The problem
Locate each line in the records containing "numeric". Copy it.

** Begin Listed records **

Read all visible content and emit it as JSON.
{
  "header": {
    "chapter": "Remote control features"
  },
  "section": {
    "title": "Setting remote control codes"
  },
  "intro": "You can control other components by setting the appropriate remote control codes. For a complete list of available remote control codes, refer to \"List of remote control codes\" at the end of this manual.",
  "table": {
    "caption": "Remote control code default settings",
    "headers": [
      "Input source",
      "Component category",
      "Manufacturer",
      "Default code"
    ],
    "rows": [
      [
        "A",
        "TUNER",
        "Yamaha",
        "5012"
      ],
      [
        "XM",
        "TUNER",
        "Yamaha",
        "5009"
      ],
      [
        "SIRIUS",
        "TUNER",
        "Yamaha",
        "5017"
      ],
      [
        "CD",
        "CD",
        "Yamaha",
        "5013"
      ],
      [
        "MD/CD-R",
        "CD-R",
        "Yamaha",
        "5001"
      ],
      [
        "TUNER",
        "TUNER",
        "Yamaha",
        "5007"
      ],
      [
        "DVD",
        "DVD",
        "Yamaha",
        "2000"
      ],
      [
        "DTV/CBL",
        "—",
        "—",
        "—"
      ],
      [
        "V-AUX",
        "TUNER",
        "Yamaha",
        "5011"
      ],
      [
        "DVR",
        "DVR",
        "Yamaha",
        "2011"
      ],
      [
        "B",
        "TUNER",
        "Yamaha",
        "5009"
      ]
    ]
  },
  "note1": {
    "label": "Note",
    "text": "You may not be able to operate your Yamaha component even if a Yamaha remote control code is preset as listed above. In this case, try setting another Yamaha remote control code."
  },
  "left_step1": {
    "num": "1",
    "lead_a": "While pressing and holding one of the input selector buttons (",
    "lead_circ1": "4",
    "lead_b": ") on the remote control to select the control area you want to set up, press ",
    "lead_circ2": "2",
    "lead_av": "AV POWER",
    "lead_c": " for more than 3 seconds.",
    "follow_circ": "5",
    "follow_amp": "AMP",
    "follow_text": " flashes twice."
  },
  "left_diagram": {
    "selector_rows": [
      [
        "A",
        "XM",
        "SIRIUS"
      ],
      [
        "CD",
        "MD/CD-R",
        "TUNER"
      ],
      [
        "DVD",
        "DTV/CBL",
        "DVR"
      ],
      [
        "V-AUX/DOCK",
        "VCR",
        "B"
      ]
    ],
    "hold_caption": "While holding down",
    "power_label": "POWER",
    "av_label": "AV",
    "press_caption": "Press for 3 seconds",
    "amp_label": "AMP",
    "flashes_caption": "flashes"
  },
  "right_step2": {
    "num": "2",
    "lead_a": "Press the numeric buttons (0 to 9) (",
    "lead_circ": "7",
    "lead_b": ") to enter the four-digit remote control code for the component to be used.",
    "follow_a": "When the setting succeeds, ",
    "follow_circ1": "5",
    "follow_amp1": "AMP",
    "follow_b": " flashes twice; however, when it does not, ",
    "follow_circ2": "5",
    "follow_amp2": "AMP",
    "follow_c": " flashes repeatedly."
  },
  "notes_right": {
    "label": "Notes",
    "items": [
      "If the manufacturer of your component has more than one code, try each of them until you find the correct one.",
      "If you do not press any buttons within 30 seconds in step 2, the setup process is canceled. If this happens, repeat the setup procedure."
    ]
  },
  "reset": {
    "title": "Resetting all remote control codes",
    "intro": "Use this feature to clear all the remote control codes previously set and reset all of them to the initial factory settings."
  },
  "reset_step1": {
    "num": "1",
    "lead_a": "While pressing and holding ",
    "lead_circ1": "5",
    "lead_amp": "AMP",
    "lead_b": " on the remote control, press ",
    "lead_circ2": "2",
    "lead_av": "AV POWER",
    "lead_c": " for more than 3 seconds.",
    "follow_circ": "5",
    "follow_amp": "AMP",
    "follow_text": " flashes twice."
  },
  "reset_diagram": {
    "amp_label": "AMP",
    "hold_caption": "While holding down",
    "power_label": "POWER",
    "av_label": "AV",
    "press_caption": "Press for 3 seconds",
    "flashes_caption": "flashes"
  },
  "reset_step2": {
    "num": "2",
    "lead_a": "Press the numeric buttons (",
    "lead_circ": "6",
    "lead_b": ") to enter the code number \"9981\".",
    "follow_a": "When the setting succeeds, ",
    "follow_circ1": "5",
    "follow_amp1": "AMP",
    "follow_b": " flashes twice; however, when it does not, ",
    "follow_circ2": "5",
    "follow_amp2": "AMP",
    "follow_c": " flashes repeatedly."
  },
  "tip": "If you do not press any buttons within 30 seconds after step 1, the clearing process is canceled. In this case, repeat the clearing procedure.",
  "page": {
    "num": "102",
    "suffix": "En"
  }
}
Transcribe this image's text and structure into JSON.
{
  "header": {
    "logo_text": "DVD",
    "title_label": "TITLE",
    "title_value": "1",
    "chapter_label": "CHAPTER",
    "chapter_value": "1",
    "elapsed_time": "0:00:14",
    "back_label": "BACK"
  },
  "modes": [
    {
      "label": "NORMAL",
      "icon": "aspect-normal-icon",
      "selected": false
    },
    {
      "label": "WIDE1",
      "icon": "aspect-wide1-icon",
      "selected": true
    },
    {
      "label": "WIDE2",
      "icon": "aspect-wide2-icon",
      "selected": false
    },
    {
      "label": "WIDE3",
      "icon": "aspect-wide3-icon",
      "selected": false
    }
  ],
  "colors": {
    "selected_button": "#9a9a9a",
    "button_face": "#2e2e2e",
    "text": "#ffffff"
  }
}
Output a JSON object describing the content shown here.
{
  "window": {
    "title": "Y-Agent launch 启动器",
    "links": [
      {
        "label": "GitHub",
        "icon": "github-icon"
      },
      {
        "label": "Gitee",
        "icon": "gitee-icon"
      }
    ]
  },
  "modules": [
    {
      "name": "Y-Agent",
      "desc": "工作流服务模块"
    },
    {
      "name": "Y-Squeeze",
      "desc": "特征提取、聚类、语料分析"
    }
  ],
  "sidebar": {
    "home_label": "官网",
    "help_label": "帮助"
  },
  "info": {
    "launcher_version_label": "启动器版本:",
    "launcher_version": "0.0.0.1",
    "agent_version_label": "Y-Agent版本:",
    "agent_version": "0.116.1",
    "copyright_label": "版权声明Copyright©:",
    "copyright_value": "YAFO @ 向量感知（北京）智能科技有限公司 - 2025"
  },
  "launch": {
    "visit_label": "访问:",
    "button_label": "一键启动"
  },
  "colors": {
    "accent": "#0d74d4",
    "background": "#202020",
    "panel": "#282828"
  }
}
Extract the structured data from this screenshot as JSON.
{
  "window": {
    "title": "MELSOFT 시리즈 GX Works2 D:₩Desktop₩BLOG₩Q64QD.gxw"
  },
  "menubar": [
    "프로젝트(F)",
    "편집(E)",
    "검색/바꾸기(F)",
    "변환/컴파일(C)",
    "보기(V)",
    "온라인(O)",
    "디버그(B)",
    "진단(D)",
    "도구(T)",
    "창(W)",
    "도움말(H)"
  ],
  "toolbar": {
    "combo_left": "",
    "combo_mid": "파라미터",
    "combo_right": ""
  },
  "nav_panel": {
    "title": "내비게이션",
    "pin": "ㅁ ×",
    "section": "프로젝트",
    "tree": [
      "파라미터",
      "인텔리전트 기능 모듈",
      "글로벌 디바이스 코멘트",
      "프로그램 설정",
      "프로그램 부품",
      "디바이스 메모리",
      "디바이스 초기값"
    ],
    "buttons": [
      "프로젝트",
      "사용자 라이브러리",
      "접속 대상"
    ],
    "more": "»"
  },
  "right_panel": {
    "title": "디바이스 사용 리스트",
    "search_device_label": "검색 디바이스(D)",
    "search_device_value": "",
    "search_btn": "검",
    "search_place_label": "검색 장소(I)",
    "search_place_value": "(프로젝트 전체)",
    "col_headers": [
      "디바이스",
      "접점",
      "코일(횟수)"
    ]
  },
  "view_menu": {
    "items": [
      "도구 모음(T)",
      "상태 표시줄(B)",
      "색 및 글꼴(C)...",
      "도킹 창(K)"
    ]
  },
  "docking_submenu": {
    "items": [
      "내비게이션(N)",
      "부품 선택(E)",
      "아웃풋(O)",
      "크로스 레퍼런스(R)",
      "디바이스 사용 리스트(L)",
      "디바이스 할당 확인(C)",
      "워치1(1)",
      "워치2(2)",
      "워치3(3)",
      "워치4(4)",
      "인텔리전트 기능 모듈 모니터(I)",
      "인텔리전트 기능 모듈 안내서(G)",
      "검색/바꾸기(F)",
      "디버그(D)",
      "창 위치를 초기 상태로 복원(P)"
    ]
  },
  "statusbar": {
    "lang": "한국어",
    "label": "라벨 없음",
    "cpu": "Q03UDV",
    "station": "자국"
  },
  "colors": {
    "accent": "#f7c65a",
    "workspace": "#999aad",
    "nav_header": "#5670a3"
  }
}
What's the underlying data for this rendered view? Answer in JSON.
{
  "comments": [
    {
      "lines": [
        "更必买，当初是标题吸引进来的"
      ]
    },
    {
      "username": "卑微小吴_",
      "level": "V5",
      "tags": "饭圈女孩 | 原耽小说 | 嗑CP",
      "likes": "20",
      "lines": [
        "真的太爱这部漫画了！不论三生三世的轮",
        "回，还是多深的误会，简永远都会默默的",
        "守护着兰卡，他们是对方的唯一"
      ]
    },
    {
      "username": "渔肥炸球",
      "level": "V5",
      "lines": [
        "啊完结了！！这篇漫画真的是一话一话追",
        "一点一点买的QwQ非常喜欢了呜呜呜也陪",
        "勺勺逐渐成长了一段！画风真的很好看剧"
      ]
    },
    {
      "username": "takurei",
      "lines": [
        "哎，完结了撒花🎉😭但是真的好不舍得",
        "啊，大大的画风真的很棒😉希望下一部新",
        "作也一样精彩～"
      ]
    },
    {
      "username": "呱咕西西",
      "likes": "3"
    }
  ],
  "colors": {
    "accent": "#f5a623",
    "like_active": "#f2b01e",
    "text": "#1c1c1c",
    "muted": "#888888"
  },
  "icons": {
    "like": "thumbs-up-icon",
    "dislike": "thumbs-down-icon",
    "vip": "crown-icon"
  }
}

** End Listed records **

Worked solution
    "lead_a": "Press the numeric buttons (0 to 9) (",
    "lead_a": "Press the numeric buttons (",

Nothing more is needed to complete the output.